Stated task:
Exact reproduction of the data is required, with images excluded.

Dataset extract:
======

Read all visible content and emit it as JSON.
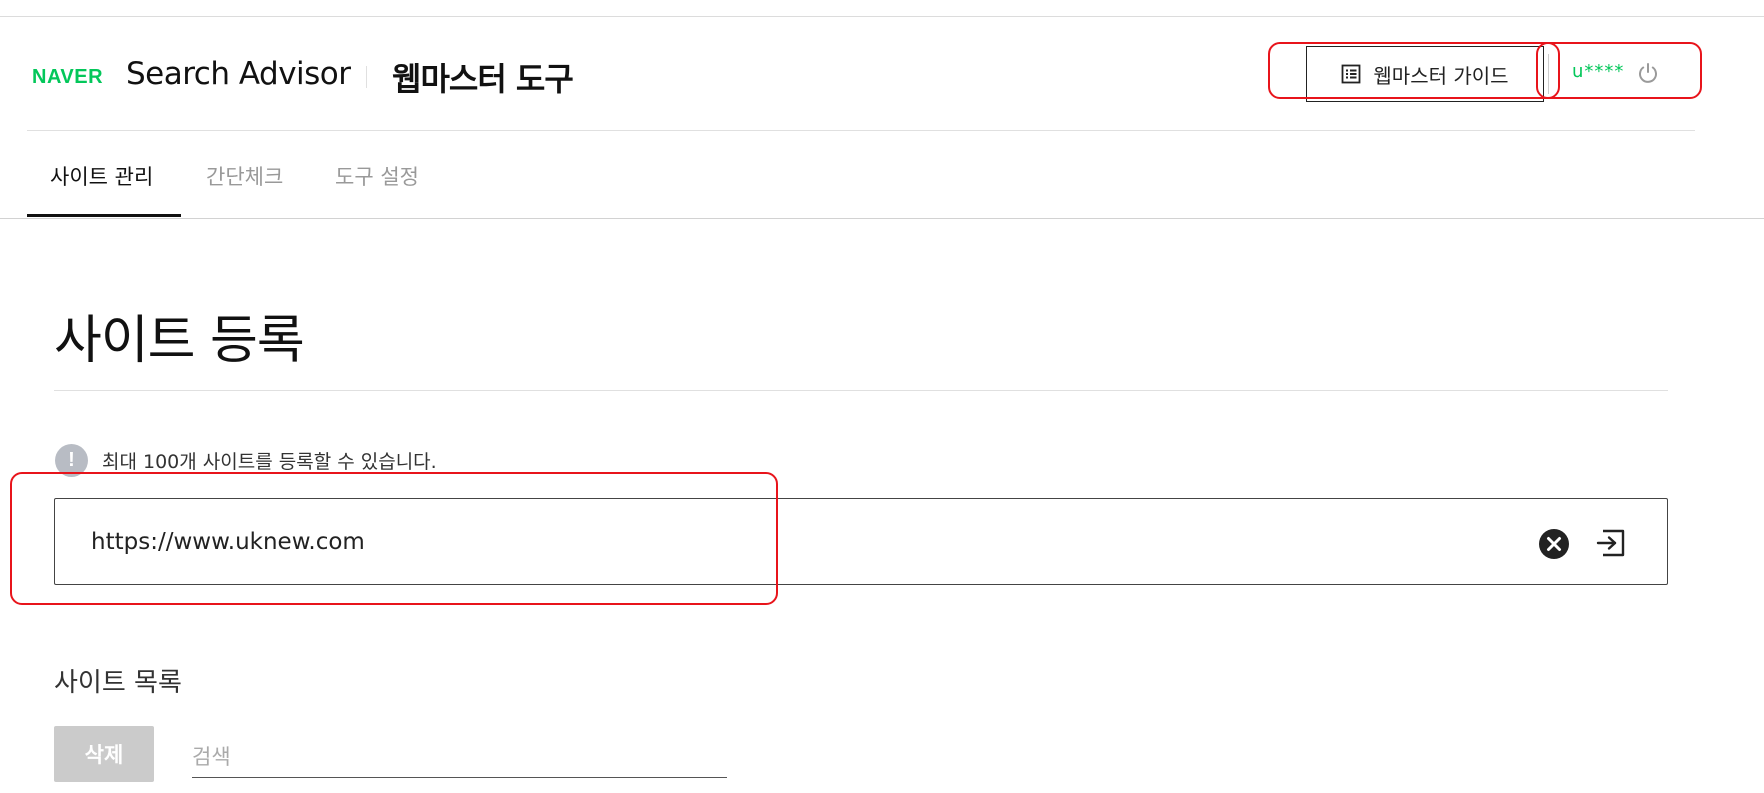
{
  "header": {
    "logo": "NAVER",
    "title": "Search Advisor",
    "subtitle": "웹마스터 도구",
    "guide_button": "웹마스터 가이드",
    "username": "u****"
  },
  "tabs": [
    {
      "label": "사이트 관리",
      "active": true
    },
    {
      "label": "간단체크",
      "active": false
    },
    {
      "label": "도구 설정",
      "active": false
    }
  ],
  "main": {
    "page_title": "사이트 등록",
    "notice": "최대 100개 사이트를 등록할 수 있습니다.",
    "url_input_value": "https://www.uknew.com",
    "list_title": "사이트 목록",
    "delete_button": "삭제",
    "search_placeholder": "검색"
  },
  "colors": {
    "naver_green": "#03c75a",
    "annotation_red": "#e8141b",
    "disabled_gray": "#cbcbcb"
  },
  "icons": [
    "guide-list-icon",
    "power-icon",
    "info-icon",
    "clear-icon",
    "submit-arrow-icon"
  ]
}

======

Exercise response:
Read all visible content and emit it as JSON.
{
  "header": {
    "logo": "NAVER",
    "title": "Search Advisor",
    "subtitle": "웹마스터 도구",
    "guide_button": "웹마스터 가이드",
    "username": "u****"
  },
  "tabs": [
    {
      "label": "사이트 관리",
      "active": true
    },
    {
      "label": "간단체크",
      "active": false
    },
    {
      "label": "도구 설정",
      "active": false
    }
  ],
  "main": {
    "page_title": "사이트 등록",
    "notice": "최대 100개 사이트를 등록할 수 있습니다.",
    "url_input_value": "https://www.uknew.com",
    "list_title": "사이트 목록",
    "delete_button": "삭제",
    "search_placeholder": "검색"
  },
  "colors": {
    "naver_green": "#03c75a",
    "annotation_red": "#e8141b",
    "disabled_gray": "#cbcbcb"
  },
  "icons": [
    "guide-list-icon",
    "power-icon",
    "info-icon",
    "clear-icon",
    "submit-arrow-icon"
  ]
}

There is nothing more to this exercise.